**GIVEN TASK:**
Report each line of the data that includes the word "Slope".

**DATASET CONTENT:**
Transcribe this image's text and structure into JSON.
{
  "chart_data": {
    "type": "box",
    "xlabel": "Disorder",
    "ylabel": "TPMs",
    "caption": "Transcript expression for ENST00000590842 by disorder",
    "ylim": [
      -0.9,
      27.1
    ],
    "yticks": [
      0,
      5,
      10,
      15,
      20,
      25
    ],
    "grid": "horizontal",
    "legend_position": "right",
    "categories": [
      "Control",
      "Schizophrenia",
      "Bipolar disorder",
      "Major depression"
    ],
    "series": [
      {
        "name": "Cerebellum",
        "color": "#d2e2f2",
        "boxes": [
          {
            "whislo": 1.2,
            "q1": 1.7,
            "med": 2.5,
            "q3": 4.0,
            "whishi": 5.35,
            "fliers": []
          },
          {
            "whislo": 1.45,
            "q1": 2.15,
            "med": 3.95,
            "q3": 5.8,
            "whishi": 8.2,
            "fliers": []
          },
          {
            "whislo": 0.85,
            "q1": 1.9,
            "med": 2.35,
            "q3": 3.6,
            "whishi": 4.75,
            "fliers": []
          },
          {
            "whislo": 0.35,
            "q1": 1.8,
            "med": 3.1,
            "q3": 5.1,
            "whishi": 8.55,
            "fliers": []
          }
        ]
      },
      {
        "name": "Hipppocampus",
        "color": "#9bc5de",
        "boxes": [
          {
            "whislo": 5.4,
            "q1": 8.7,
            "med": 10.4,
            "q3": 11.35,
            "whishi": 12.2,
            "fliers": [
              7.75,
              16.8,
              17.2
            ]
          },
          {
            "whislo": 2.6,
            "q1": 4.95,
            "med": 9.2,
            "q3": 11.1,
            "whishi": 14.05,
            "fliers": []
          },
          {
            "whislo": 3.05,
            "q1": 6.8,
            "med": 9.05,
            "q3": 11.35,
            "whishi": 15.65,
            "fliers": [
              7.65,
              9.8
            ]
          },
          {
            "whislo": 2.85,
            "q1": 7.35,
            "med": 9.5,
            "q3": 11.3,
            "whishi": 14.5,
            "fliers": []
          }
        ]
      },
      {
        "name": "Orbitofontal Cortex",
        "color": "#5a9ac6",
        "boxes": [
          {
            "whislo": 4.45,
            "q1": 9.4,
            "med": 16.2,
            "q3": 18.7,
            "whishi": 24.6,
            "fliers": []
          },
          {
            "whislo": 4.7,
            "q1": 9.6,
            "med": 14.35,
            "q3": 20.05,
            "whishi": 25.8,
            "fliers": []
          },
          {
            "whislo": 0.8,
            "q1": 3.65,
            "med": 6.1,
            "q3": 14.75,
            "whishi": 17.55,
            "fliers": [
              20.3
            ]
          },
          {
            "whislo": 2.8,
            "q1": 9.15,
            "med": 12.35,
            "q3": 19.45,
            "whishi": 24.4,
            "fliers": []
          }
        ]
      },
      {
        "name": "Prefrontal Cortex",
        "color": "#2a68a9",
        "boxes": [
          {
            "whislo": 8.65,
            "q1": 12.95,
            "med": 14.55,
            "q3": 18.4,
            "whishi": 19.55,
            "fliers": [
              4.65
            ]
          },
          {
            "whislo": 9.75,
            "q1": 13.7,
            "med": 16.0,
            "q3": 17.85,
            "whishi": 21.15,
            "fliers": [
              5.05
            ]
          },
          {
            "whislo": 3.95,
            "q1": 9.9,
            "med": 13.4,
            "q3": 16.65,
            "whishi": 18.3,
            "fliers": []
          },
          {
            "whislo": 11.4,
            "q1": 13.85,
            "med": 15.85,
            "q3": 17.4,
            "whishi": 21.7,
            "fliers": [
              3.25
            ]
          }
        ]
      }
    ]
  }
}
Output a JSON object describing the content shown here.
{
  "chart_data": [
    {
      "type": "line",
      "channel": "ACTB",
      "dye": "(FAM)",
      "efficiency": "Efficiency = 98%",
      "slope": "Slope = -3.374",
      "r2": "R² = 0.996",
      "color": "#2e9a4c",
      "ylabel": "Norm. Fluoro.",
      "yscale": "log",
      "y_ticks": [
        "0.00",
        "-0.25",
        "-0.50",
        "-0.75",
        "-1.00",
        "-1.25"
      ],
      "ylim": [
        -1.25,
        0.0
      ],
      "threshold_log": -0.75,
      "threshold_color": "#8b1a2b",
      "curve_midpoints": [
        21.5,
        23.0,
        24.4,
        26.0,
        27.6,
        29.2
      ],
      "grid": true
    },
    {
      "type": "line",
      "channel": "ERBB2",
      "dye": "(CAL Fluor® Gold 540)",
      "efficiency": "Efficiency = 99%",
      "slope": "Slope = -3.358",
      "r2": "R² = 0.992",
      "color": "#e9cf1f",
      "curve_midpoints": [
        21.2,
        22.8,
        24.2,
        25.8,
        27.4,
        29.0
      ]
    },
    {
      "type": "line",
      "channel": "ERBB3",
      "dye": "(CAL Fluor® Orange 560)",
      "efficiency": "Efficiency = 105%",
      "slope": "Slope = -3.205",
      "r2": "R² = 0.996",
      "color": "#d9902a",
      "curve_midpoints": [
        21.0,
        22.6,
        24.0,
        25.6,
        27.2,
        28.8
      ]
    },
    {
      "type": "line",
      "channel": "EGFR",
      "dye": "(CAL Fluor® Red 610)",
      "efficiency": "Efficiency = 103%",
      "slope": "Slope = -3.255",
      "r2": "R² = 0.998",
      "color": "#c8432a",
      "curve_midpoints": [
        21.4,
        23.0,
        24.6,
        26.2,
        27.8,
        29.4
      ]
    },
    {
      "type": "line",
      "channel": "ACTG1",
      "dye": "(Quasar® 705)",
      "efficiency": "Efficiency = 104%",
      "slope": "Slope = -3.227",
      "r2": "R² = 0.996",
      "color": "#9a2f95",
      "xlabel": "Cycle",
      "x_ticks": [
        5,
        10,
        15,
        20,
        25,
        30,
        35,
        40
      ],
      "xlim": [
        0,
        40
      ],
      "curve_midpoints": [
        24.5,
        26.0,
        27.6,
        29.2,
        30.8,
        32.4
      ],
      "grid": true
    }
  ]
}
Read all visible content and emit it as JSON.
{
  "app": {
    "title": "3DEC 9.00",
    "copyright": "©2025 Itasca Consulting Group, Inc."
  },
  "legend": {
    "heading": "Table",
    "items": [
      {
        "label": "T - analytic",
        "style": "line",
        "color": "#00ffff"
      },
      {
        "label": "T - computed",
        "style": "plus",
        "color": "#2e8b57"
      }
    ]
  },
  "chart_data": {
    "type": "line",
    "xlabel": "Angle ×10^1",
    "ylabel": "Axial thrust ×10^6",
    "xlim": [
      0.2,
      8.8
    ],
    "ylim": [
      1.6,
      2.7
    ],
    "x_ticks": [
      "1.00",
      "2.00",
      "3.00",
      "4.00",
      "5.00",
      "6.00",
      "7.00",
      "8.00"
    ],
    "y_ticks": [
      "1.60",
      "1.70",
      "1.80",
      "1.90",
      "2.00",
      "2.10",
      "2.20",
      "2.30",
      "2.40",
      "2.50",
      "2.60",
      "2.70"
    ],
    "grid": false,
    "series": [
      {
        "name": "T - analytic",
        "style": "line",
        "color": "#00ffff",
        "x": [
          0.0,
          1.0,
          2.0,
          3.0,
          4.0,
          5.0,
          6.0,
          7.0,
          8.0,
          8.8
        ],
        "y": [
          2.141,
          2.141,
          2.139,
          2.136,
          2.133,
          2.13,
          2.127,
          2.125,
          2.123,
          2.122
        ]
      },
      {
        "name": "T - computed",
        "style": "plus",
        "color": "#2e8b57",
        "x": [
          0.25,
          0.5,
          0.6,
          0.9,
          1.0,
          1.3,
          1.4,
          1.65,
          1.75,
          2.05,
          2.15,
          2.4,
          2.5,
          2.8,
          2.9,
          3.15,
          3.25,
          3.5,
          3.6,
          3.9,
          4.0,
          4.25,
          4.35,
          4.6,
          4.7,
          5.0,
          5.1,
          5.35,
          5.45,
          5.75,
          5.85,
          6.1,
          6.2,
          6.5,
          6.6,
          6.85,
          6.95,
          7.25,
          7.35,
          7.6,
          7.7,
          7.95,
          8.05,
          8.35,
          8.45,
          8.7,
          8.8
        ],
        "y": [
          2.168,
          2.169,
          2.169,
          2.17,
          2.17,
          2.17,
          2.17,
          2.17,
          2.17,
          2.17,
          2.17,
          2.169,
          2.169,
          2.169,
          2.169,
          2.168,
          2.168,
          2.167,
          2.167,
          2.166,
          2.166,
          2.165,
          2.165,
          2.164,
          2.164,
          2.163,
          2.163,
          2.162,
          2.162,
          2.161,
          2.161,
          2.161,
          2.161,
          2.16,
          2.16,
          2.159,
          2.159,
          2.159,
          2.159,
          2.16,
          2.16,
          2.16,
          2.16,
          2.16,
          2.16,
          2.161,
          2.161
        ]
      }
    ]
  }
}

**CORRECT OUTPUT:**
      "slope": "Slope = -3.374",
      "slope": "Slope = -3.358",
      "slope": "Slope = -3.205",
      "slope": "Slope = -3.255",
      "slope": "Slope = -3.227",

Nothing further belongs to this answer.